Filter the records below down to lines containing "model".

* _RECORD SET_:
↓↓↓
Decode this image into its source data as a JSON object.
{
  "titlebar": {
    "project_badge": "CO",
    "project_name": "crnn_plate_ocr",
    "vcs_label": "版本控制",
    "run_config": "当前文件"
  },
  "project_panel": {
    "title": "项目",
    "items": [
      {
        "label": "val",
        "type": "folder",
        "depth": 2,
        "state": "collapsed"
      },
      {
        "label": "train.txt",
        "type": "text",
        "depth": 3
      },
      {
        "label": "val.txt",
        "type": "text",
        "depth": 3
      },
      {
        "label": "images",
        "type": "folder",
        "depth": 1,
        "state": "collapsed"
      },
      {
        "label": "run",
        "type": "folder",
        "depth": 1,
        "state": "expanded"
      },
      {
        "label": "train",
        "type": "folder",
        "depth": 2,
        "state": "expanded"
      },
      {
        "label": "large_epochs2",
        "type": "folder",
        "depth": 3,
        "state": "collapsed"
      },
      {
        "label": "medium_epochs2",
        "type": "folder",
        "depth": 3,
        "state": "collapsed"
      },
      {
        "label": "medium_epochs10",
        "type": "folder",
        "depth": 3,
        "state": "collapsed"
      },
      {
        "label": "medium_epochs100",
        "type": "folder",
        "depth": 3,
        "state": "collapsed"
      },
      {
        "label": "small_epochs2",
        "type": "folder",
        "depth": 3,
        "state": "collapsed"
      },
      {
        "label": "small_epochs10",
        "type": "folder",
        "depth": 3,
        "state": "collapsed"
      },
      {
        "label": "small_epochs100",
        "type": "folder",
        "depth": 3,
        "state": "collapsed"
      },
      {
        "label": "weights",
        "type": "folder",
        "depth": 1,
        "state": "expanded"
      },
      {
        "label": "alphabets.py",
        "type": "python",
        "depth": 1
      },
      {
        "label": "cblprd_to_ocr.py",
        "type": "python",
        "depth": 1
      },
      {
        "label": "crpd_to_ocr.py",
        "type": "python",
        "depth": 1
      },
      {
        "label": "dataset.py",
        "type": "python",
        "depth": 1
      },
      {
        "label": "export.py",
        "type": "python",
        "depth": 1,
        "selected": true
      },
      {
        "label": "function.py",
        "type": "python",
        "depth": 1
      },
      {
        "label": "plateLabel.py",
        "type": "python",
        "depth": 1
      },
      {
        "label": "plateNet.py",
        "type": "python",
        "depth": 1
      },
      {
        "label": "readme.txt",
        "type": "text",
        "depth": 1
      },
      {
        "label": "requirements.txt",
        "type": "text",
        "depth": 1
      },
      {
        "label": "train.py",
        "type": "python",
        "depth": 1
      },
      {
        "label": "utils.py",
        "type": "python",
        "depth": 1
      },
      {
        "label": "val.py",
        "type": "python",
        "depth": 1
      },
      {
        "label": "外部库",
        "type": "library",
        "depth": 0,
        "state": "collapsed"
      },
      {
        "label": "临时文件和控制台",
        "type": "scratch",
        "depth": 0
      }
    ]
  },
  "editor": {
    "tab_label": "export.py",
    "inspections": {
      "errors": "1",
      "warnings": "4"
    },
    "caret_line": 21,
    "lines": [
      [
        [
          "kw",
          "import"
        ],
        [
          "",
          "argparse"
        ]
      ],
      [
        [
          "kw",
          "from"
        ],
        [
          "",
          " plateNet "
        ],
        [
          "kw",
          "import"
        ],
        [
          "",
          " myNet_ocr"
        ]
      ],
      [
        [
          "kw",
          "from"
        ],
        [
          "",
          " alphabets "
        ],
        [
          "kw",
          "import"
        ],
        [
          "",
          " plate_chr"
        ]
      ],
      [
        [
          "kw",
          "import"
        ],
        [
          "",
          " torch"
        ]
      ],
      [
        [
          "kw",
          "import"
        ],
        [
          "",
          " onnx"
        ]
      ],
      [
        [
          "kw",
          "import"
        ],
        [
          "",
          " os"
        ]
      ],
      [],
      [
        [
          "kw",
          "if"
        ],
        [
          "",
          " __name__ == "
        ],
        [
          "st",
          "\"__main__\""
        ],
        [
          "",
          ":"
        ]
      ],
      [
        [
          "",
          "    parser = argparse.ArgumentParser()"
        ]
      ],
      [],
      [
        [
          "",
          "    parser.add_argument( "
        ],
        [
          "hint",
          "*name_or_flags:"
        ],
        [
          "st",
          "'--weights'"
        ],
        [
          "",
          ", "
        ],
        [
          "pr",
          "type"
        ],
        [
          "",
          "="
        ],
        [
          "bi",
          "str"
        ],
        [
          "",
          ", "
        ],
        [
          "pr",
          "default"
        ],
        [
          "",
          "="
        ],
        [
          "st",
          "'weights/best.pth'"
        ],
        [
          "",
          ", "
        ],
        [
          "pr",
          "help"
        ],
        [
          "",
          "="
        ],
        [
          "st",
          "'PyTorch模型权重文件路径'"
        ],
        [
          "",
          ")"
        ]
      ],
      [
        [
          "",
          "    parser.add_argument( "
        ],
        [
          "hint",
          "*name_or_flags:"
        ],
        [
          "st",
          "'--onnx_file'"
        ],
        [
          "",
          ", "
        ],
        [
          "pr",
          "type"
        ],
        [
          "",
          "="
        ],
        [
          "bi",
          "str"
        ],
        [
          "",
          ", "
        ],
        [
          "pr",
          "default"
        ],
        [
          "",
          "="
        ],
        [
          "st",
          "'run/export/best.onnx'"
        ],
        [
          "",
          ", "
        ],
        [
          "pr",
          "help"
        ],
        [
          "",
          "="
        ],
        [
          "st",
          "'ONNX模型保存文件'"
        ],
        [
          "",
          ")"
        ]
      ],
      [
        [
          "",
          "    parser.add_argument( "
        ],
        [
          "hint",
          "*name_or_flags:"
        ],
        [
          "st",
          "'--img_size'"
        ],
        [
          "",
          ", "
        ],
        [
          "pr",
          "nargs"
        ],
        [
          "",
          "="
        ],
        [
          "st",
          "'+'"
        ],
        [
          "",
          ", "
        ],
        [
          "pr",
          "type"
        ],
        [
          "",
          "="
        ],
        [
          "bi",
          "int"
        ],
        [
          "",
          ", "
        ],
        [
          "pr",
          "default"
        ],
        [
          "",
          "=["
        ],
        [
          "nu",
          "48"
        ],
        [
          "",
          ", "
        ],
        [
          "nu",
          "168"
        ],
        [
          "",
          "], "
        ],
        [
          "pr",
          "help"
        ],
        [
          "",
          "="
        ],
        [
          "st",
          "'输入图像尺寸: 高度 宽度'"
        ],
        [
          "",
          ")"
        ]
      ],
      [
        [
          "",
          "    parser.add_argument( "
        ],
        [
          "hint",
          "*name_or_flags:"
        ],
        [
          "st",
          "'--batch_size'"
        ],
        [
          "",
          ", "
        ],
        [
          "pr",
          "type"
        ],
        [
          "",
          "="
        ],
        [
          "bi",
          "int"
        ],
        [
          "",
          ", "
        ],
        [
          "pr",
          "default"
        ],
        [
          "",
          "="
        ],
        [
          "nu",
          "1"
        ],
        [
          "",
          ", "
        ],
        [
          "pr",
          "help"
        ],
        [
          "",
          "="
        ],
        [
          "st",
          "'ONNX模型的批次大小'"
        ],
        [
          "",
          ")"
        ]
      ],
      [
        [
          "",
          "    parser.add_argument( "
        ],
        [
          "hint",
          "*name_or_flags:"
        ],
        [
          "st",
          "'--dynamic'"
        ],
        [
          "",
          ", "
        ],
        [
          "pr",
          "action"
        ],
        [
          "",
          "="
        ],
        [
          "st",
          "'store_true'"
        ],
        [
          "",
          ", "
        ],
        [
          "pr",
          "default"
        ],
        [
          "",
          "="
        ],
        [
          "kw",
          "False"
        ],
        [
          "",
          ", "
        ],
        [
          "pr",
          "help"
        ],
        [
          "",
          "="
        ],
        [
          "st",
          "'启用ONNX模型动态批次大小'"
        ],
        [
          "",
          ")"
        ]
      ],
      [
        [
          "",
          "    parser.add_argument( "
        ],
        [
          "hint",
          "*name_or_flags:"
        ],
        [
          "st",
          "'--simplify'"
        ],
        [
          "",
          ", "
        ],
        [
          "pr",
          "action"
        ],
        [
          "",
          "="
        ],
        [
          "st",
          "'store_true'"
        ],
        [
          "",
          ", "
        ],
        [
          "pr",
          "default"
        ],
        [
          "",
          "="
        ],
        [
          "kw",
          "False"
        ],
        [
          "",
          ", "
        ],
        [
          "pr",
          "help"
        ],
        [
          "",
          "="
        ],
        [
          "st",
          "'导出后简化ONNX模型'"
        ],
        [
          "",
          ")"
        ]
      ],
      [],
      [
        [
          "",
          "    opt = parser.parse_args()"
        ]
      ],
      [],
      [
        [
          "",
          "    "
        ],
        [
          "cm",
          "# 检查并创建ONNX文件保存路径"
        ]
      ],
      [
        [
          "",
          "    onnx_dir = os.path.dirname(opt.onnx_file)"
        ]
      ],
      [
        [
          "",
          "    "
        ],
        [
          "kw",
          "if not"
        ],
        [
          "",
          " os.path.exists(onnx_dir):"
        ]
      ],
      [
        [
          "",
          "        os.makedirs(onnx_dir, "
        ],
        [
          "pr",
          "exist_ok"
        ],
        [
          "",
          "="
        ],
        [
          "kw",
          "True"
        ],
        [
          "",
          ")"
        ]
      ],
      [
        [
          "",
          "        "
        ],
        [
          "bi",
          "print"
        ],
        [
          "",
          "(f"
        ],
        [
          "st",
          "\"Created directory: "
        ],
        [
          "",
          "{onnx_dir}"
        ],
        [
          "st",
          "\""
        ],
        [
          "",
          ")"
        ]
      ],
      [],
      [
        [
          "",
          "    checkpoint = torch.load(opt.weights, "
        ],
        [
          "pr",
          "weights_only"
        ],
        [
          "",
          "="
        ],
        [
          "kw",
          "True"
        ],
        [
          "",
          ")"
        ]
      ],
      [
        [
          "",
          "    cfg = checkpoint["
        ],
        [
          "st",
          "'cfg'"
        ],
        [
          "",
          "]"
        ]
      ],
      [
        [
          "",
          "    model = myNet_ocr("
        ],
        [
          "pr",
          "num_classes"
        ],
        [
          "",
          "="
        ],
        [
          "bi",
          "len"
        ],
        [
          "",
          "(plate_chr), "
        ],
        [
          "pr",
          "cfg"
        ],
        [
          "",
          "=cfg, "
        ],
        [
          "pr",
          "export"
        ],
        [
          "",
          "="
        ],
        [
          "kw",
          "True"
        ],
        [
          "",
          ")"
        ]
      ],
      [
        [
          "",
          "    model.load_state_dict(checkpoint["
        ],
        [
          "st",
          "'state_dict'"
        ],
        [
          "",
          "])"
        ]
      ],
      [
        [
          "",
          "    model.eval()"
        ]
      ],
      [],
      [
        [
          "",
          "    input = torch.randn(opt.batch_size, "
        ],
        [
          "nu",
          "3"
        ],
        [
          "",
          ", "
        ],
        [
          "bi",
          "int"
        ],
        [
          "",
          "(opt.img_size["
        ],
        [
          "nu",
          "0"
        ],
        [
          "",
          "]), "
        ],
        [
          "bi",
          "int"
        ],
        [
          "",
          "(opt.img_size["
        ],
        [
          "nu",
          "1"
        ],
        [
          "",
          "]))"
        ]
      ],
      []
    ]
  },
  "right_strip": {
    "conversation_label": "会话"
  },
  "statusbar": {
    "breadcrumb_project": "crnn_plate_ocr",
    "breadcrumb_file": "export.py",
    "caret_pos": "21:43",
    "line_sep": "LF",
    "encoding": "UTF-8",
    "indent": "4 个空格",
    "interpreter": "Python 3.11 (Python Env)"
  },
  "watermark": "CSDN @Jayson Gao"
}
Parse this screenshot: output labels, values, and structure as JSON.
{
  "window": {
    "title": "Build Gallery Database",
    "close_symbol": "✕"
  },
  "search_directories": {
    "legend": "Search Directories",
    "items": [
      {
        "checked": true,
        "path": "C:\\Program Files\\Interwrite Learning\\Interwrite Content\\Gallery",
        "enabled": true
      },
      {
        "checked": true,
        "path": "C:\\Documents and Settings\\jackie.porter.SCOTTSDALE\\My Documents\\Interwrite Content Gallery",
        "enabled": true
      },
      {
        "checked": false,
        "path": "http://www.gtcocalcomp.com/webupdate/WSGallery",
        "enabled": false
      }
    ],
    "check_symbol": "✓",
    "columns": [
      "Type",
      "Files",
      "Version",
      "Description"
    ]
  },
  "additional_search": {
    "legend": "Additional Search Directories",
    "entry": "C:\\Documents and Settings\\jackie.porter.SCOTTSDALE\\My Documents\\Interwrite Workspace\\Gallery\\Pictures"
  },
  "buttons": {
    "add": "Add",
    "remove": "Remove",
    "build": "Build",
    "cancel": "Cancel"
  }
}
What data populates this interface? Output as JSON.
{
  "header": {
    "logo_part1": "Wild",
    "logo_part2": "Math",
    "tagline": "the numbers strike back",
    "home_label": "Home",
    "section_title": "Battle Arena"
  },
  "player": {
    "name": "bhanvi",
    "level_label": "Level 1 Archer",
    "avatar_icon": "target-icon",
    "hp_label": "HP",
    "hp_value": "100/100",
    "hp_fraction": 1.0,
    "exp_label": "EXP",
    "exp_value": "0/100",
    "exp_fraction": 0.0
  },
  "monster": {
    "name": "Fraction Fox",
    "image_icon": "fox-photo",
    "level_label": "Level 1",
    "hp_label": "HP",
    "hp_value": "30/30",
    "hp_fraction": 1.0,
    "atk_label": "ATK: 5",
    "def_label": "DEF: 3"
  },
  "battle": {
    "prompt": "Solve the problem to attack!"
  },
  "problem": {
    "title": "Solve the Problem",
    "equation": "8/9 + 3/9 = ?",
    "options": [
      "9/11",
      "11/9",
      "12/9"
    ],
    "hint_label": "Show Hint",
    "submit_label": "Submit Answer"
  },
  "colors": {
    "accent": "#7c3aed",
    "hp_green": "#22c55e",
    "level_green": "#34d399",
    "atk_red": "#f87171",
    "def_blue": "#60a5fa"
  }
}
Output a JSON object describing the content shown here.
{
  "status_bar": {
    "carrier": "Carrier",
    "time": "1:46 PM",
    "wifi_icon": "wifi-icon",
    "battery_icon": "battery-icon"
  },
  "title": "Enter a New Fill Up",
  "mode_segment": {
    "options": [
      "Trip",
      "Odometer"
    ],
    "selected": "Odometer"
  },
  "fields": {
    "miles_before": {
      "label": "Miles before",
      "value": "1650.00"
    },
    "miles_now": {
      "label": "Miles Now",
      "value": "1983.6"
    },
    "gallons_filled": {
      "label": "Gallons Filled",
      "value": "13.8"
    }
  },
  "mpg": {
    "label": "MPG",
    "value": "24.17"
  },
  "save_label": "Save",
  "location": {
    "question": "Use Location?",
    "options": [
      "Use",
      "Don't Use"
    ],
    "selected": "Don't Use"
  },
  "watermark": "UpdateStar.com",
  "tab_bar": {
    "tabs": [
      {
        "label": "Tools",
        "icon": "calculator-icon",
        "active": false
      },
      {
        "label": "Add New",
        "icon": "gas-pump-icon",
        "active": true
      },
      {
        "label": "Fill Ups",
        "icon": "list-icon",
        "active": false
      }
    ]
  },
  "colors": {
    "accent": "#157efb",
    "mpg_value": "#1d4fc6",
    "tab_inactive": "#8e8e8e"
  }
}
↑↑↑
* _TASK SOLUTION_:
          "    model = myNet_ocr("
          "    model.load_state_dict(checkpoint["
          "    model.eval()"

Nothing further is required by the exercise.